» **Exercise**: Where a line holds the string "JSON", return that line.

## start Input records

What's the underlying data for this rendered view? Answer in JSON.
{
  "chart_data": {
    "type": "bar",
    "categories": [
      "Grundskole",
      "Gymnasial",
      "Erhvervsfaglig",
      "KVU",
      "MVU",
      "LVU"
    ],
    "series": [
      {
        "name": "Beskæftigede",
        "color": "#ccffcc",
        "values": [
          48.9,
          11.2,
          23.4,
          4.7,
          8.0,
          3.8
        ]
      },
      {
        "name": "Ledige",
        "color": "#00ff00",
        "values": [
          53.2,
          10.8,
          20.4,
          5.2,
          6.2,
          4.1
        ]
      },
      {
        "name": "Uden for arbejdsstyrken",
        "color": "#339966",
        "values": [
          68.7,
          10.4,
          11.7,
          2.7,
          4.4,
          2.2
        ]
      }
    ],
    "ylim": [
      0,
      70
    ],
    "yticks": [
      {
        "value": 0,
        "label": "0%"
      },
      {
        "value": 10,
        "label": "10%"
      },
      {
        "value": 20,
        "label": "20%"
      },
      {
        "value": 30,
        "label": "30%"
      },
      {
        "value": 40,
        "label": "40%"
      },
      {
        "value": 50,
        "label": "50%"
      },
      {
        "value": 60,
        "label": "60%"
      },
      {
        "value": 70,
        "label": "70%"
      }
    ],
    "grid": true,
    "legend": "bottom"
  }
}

## end Input records
## start Input records

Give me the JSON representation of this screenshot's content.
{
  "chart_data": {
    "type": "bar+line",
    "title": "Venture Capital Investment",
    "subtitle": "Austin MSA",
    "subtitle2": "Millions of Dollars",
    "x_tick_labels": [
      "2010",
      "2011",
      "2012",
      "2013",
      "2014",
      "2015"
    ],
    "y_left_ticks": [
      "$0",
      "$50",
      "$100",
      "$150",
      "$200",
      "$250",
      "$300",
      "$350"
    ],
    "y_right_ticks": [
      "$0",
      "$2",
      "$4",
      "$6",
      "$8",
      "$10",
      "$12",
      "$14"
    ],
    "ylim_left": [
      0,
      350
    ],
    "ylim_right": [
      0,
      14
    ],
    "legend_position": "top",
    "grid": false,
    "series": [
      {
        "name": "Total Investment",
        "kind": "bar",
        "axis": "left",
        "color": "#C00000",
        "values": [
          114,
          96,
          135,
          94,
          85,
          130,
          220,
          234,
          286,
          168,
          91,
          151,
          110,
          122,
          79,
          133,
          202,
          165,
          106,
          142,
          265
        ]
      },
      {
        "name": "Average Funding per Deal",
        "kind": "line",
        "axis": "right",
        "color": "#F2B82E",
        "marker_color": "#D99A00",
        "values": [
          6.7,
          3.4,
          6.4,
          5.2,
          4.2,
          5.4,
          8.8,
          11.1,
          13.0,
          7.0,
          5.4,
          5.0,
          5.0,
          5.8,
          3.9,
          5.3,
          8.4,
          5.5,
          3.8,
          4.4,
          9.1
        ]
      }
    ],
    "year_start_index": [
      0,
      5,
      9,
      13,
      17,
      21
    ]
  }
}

## end Input records

» **The result**:
What's the underlying data for this rendered view? Answer in JSON.
Give me the JSON representation of this screenshot's content.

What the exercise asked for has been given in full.